* Task brief *
Answer with a single number: how many lines in the listing below include "description"?

* Data for this task *
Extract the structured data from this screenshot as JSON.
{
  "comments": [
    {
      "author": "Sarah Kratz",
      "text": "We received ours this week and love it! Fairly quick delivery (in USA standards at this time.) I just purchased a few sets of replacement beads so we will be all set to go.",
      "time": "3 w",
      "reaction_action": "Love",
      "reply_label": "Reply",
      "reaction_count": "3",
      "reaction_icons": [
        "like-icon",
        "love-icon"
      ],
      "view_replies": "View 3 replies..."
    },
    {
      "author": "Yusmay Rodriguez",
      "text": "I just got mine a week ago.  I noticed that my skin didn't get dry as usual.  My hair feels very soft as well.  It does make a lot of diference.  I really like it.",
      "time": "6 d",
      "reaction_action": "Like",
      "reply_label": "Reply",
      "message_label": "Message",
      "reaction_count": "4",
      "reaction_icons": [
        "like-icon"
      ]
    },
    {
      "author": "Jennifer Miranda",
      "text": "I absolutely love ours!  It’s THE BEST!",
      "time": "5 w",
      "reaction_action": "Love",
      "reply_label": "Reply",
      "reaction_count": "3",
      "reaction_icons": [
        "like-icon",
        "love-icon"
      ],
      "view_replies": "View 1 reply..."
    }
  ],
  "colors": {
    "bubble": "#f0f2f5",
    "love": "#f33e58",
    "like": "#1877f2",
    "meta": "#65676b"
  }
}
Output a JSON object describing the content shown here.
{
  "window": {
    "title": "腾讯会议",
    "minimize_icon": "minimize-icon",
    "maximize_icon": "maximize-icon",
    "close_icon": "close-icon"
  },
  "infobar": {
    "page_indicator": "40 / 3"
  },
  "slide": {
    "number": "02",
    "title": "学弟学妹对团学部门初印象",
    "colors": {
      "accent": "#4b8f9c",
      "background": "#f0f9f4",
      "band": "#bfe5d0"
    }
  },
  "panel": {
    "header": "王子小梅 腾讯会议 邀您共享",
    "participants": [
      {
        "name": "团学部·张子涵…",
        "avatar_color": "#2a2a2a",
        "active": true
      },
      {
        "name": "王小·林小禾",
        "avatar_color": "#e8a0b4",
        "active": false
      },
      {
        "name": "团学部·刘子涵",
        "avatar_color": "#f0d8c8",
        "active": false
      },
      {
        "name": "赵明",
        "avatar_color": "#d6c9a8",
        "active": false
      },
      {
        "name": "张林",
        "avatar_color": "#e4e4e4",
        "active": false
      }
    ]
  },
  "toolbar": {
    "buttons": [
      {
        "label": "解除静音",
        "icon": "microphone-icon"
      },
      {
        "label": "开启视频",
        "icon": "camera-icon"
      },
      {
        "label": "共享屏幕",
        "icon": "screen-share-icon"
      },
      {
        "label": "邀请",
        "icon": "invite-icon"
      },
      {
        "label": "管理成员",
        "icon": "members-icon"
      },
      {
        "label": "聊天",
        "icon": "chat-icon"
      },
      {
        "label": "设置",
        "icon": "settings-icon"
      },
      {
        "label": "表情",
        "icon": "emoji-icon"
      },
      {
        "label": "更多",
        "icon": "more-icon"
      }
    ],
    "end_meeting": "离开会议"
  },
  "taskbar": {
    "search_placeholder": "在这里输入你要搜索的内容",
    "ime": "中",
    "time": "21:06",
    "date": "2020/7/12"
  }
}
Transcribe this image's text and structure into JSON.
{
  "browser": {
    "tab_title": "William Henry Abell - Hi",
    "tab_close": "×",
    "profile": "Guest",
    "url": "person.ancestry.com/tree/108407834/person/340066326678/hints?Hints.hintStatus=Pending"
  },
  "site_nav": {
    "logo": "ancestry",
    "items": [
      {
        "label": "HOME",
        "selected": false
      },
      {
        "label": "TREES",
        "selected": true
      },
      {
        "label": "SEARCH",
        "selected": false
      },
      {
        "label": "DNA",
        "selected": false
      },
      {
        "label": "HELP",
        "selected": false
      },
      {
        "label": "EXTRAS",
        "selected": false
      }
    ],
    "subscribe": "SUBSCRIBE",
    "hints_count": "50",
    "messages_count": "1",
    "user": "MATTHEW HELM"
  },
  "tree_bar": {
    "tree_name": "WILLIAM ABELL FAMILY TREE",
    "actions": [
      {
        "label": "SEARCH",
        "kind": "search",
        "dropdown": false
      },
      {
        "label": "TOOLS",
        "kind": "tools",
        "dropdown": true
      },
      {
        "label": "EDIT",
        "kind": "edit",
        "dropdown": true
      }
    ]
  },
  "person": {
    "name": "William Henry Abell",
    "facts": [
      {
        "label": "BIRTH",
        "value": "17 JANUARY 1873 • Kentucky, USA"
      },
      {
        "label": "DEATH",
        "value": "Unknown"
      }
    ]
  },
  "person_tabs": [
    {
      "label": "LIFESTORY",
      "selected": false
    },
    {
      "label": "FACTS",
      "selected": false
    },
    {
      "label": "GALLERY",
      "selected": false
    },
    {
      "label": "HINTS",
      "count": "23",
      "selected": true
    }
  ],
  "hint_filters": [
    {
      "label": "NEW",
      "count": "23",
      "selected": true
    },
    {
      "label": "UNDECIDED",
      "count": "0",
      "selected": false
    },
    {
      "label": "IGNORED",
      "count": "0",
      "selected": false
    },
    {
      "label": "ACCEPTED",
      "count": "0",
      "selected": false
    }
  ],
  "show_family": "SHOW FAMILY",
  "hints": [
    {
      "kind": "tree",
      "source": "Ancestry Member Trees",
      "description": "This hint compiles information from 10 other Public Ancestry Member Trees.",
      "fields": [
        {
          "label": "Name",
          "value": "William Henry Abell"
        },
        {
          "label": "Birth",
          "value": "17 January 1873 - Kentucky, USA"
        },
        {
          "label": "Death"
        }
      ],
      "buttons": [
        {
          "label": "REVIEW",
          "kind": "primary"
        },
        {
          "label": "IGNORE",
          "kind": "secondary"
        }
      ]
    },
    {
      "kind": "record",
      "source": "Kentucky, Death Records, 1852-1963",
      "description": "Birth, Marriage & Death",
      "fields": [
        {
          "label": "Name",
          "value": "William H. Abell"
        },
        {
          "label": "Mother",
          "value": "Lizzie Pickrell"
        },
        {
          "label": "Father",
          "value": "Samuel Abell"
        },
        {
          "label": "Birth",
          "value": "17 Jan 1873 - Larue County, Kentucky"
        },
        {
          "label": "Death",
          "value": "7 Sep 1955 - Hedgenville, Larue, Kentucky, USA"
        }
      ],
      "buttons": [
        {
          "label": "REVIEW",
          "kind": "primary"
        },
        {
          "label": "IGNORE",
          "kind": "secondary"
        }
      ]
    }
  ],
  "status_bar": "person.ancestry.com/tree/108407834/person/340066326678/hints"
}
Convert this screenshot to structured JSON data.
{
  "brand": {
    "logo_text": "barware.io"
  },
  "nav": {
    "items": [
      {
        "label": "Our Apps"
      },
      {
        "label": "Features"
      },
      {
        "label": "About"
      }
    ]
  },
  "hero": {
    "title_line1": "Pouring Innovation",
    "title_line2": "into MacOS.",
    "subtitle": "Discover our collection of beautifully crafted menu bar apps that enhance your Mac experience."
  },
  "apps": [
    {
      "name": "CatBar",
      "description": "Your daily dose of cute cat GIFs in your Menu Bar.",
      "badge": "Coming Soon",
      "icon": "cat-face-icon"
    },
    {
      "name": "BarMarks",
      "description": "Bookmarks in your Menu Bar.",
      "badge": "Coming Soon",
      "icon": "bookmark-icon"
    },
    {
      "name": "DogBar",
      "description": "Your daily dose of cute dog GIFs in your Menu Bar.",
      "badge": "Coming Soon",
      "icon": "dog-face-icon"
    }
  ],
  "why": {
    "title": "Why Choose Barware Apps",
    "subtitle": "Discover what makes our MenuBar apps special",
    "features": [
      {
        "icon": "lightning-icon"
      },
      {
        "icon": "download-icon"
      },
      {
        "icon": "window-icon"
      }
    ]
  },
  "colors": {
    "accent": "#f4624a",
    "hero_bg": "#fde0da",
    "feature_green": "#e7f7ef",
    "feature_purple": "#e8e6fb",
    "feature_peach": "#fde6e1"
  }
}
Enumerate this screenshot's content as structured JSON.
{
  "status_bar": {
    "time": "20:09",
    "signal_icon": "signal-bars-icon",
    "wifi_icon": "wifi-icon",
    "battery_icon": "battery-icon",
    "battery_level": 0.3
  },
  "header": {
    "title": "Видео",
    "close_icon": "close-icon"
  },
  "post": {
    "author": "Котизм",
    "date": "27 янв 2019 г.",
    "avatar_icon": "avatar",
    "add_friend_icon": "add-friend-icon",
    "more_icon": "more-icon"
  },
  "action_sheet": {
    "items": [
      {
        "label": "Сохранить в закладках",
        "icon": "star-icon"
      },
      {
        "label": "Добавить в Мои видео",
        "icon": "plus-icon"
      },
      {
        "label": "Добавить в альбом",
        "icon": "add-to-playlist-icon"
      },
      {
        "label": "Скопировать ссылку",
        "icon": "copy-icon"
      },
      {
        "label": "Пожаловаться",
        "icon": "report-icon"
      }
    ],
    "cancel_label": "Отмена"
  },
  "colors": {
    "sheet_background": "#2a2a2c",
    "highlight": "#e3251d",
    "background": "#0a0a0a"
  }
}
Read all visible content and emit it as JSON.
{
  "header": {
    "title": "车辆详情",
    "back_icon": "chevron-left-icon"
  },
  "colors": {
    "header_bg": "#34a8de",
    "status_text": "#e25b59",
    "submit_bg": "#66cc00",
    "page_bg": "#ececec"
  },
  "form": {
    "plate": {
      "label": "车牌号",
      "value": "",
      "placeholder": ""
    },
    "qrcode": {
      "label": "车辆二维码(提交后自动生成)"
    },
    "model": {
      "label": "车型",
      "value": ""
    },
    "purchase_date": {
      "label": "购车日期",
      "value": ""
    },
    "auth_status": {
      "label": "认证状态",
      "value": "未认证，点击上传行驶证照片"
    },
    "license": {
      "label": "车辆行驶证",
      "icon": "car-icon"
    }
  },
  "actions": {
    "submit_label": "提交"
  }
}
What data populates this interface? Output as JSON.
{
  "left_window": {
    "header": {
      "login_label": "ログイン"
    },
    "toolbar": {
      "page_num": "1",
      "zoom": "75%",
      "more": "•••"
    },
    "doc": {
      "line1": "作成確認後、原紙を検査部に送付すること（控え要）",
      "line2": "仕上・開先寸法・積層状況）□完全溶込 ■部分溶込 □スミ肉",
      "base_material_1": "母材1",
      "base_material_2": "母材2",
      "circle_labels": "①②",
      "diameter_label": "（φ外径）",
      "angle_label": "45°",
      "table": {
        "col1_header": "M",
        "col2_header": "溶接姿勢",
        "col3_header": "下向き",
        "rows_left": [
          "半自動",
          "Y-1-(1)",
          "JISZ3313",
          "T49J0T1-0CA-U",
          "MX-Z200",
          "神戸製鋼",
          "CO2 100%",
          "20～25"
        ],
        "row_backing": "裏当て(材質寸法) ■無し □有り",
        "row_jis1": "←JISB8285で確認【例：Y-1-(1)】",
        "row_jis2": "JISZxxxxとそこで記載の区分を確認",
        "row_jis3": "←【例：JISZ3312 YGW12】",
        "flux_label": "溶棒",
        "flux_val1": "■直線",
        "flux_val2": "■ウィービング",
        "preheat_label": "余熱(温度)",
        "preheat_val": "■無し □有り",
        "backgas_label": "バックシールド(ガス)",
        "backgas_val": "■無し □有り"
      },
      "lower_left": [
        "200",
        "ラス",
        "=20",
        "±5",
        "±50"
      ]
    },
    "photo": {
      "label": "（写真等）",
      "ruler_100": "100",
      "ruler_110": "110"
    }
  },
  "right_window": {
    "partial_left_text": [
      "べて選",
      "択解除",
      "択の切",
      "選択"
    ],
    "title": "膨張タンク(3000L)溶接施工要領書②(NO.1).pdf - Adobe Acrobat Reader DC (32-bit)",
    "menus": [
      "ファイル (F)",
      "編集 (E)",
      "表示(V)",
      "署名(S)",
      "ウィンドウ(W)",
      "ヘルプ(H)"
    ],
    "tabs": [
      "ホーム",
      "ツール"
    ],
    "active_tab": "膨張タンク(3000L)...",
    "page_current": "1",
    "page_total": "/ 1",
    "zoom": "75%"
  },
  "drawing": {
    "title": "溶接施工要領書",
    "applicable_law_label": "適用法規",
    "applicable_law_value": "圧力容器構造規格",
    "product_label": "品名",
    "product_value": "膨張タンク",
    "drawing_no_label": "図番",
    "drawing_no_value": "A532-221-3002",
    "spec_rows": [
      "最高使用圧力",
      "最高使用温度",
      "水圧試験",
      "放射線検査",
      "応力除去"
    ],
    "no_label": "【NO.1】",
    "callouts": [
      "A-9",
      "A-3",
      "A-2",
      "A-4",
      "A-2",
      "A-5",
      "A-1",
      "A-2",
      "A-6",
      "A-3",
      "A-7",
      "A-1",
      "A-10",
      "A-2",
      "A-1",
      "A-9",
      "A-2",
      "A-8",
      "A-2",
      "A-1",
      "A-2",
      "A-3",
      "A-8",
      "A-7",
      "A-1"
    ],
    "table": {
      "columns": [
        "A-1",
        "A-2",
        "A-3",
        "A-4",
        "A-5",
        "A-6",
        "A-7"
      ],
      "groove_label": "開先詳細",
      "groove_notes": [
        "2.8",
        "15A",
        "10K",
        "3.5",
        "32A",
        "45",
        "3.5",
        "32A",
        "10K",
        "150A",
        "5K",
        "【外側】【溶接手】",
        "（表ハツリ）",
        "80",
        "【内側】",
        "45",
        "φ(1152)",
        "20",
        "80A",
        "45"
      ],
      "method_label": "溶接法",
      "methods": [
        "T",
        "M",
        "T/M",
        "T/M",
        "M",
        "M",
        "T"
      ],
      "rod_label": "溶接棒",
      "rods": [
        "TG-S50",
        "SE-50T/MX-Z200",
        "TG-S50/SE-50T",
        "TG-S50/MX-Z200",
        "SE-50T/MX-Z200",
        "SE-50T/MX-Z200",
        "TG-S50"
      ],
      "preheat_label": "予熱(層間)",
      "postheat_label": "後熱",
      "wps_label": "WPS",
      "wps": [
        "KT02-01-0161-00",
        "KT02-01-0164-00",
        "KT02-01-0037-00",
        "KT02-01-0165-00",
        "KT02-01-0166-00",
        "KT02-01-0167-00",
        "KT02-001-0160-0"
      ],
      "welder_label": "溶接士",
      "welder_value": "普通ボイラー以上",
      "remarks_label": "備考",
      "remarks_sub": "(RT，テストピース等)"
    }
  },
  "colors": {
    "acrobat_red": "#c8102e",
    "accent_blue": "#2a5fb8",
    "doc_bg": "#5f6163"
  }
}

* Right answer *
5